What this task involves: Locate the word "only" in the entries below, then gather every line that holds it.

Material provided:
==================================================

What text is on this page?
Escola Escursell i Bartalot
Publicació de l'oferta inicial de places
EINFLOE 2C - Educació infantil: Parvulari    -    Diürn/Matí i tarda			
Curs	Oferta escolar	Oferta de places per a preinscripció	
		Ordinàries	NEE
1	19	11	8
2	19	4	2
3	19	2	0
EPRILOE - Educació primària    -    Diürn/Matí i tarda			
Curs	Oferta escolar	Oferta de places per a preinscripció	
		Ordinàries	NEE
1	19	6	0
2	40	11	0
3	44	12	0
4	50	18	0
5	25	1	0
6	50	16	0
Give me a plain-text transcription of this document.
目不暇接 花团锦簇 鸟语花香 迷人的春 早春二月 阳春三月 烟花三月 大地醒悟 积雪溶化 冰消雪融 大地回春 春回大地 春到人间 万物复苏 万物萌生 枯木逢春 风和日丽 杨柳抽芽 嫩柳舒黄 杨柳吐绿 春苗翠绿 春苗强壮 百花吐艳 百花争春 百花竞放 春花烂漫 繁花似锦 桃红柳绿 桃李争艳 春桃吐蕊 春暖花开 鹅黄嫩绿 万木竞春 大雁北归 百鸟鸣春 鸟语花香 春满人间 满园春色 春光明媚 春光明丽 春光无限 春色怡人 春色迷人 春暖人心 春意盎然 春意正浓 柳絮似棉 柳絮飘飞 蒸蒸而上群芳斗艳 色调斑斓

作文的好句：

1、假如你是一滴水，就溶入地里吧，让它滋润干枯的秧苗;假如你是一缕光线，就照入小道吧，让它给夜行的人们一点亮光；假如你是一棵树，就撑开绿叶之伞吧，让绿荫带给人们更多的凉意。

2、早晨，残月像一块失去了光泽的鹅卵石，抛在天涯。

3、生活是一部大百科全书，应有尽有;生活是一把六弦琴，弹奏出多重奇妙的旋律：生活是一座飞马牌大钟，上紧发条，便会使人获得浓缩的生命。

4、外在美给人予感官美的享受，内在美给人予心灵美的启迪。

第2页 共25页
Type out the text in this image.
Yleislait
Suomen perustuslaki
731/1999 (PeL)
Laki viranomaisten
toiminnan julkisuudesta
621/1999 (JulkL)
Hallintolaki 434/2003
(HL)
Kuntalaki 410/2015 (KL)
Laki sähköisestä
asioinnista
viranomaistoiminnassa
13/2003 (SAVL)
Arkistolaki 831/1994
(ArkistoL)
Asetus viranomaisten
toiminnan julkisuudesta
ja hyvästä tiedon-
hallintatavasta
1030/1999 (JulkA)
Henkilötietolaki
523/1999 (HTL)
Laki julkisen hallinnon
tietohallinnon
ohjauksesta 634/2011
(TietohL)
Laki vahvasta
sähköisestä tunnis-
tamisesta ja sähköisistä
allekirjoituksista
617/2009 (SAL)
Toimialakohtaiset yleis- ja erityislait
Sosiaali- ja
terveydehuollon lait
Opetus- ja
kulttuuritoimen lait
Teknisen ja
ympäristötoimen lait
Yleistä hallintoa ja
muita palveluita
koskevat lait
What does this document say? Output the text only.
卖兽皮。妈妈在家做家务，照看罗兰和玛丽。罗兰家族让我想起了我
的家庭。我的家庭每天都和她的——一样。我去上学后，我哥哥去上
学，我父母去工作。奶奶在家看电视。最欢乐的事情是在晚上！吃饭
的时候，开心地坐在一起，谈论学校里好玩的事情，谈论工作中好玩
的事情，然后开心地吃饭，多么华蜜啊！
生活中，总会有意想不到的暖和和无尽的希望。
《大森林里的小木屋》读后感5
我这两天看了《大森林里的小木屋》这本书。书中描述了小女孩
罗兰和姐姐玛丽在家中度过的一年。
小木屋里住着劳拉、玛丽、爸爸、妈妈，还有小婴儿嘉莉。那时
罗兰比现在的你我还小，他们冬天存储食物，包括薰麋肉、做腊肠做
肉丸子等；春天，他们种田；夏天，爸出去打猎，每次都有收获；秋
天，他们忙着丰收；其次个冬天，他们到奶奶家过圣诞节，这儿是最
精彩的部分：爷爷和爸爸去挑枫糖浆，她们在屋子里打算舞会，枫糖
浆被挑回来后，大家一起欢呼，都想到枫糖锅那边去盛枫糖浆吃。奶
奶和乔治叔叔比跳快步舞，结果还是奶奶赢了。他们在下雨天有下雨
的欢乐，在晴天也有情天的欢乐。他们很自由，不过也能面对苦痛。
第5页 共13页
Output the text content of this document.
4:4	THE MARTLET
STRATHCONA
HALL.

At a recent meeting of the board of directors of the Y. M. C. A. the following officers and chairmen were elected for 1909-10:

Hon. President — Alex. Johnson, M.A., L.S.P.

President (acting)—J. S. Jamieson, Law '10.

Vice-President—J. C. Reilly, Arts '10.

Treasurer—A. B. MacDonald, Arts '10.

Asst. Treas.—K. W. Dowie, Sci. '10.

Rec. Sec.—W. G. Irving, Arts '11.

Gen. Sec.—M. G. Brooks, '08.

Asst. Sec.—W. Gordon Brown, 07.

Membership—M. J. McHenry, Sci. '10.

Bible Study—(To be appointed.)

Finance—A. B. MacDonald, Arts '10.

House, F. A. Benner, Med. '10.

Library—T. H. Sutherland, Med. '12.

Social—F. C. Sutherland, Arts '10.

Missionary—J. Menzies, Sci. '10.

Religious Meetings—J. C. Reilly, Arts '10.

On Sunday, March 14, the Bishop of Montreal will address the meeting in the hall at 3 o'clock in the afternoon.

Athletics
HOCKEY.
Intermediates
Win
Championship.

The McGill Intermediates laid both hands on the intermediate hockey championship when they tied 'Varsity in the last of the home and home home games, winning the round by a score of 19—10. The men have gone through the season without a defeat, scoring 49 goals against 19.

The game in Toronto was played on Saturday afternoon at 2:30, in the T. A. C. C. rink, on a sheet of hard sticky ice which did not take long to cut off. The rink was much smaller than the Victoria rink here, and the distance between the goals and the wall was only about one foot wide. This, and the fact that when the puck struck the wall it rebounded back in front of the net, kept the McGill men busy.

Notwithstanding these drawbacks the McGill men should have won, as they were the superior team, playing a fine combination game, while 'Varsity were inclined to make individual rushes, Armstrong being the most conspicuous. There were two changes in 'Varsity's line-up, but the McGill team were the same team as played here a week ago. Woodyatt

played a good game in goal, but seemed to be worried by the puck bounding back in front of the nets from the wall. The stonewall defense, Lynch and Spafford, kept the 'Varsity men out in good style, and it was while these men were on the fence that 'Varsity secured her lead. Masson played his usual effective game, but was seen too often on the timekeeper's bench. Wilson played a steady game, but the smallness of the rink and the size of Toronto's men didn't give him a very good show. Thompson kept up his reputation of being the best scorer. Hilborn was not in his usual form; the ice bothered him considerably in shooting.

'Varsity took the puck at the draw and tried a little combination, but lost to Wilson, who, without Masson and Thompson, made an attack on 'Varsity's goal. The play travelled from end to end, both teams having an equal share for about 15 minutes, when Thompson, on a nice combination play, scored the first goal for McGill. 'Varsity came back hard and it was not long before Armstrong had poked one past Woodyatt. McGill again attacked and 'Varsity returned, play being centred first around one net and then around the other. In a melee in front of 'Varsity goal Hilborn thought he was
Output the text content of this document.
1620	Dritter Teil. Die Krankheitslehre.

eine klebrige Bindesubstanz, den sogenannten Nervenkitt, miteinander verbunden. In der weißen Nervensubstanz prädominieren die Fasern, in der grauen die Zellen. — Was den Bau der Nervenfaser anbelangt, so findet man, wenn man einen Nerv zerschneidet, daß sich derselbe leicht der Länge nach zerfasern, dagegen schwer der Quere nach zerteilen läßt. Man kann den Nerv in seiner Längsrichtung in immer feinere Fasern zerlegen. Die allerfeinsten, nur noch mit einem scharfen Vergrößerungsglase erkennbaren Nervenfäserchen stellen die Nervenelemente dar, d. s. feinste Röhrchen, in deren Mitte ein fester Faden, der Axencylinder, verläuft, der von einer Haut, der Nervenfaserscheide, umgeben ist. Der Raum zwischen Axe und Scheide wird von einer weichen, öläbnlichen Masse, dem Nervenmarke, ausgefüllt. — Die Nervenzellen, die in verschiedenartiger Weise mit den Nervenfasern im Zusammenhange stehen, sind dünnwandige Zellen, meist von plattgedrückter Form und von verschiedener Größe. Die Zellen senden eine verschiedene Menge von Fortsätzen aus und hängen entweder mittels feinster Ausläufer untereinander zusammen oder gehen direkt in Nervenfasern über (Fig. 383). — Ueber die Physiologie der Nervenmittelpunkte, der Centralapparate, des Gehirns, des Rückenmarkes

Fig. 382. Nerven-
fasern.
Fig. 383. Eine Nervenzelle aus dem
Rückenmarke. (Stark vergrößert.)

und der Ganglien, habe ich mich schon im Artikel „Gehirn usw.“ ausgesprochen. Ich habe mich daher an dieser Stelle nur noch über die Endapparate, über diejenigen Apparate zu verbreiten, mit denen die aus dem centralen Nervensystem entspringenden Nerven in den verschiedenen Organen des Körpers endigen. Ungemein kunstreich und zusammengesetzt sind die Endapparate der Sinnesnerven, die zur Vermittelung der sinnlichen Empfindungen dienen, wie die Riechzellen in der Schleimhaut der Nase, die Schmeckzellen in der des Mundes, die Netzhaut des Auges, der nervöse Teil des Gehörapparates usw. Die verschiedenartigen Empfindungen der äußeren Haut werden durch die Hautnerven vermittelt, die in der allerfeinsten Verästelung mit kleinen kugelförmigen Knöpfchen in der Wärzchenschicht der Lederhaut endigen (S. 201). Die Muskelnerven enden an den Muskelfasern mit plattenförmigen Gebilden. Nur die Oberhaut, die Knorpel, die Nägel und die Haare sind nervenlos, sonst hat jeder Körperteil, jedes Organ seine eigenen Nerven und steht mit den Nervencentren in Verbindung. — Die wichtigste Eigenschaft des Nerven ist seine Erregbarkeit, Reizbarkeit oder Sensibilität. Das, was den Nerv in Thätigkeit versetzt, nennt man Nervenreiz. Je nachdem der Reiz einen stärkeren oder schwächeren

==================================================

The completed task:
What does this document say? Output the text only.
The game in Toronto was played on Saturday afternoon at 2:30, in the T. A. C. C. rink, on a sheet of hard sticky ice which did not take long to cut off. The rink was much smaller than the Victoria rink here, and the distance between the goals and the wall was only about one foot wide. This, and the fact that when the puck struck the wall it rebounded back in front of the net, kept the McGill men busy.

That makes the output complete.